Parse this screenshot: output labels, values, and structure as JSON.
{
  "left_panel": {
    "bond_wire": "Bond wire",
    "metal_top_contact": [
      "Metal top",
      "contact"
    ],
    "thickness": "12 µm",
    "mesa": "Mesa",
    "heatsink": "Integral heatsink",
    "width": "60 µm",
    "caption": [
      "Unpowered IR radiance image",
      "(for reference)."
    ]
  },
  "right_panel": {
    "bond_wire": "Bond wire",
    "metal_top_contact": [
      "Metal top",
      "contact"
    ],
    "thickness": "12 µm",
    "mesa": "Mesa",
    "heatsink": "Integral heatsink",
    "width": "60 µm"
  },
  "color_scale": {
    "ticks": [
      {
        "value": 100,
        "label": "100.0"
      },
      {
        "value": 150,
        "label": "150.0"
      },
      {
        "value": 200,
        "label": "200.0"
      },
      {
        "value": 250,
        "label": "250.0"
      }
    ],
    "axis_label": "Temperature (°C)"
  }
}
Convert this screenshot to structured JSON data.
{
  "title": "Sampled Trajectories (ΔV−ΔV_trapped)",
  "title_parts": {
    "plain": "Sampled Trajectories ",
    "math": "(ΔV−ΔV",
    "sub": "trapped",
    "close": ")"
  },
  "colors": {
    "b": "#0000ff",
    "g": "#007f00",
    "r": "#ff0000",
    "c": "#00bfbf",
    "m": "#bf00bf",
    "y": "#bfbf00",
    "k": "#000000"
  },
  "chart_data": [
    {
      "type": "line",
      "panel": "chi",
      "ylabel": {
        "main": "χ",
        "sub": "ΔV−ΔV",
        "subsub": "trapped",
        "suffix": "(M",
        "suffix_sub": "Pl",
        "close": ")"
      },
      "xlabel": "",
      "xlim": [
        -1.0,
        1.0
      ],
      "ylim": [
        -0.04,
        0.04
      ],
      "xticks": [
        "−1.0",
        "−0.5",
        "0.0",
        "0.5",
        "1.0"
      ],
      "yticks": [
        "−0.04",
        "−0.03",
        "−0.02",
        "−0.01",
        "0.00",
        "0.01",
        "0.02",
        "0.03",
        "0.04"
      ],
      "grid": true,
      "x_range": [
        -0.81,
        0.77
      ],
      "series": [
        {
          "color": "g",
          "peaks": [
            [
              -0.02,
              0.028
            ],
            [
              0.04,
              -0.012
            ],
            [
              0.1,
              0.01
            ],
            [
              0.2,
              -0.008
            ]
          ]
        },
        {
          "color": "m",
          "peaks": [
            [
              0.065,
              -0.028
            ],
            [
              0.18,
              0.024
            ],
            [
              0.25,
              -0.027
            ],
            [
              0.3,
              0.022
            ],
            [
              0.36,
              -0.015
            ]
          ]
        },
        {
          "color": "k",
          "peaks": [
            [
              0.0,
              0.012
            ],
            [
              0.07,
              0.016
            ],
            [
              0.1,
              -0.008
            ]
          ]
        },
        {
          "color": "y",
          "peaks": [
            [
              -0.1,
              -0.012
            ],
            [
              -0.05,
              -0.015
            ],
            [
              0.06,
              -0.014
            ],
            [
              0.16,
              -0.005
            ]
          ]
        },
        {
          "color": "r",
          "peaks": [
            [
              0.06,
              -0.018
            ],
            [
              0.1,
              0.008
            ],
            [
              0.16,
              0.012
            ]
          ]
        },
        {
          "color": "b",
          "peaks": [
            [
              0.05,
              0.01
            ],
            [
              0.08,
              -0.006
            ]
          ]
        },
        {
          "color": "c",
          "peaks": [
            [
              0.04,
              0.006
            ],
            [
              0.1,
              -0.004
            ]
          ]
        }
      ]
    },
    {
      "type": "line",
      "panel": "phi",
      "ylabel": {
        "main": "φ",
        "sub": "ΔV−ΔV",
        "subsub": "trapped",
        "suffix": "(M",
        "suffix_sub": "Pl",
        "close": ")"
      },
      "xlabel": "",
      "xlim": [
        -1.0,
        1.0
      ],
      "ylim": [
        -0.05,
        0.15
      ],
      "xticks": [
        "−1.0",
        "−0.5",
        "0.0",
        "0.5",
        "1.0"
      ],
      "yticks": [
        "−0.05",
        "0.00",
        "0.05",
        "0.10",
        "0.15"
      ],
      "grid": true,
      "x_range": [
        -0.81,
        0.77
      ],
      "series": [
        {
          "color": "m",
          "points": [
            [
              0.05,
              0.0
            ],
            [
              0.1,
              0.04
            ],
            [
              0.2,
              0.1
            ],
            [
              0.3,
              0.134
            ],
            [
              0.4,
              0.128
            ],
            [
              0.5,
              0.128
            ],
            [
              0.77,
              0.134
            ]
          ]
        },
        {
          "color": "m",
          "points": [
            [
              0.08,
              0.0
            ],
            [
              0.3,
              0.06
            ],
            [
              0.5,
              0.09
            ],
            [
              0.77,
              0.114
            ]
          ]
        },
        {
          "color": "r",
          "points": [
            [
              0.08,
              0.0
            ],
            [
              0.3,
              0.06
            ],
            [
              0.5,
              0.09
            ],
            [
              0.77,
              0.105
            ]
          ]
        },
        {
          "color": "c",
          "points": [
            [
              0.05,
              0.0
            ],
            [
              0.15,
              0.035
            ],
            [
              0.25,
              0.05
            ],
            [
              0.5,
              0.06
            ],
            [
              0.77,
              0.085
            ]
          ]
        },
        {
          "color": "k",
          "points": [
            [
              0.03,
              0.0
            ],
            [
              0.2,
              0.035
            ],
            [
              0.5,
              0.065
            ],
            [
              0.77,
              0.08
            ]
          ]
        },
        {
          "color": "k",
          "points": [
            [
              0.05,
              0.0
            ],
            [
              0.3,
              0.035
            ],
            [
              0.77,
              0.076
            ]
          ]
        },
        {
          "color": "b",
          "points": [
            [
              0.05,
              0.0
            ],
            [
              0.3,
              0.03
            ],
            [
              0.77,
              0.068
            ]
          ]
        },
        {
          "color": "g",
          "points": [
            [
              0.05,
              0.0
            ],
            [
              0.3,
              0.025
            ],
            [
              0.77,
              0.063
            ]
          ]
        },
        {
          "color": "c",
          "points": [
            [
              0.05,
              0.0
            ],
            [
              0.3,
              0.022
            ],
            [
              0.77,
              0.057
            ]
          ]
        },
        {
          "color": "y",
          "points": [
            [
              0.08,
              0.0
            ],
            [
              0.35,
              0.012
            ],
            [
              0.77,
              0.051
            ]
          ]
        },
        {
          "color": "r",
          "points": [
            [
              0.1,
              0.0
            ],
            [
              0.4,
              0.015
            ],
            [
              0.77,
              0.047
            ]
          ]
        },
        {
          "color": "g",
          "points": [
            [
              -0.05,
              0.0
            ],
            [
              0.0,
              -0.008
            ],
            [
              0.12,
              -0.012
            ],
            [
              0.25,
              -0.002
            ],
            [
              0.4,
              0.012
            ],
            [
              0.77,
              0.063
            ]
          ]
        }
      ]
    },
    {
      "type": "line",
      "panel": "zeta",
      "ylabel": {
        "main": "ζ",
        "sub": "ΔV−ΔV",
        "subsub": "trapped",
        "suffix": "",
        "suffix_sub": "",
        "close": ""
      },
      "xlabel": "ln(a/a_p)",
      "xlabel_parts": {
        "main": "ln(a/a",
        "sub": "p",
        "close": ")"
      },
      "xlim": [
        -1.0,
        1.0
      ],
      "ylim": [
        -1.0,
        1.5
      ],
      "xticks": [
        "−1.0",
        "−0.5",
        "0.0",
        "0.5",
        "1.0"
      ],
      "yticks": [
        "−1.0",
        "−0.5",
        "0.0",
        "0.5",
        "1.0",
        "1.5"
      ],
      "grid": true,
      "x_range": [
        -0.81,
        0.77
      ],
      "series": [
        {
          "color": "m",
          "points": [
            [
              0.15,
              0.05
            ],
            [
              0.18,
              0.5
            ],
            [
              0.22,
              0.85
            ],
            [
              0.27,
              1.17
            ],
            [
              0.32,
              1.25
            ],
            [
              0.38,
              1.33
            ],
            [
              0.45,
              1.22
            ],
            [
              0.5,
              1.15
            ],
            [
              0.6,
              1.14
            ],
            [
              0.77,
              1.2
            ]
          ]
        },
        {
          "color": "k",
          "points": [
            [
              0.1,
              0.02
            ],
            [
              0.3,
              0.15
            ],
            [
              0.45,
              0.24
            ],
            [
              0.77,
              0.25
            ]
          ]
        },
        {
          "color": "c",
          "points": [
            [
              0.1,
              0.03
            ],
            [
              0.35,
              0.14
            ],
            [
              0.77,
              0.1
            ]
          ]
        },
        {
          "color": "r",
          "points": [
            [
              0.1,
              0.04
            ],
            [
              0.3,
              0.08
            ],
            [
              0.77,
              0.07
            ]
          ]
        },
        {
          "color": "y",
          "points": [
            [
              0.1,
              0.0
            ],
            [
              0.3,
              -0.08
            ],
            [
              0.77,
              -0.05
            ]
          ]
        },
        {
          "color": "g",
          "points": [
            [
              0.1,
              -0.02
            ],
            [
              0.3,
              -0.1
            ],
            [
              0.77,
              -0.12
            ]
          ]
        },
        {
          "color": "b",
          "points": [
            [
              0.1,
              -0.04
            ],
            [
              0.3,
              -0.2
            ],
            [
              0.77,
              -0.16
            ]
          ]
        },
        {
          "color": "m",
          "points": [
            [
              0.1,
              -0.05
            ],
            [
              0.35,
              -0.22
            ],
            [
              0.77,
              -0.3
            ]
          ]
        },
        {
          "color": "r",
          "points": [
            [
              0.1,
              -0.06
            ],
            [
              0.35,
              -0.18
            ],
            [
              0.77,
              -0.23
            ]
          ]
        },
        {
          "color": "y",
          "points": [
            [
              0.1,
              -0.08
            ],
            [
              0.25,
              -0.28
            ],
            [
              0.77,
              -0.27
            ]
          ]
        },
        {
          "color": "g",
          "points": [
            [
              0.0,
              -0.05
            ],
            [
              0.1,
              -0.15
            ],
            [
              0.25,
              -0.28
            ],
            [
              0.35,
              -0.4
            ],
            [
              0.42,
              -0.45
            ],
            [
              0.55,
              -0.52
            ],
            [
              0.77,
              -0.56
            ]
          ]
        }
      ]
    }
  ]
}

━━━━━━━━━━

**WHAT YOU HAVE TO DO:**
Say the number of lines in the records above that include the string "Trajectories", and no more.

**SOLUTION TO THE EXERCISE:**
2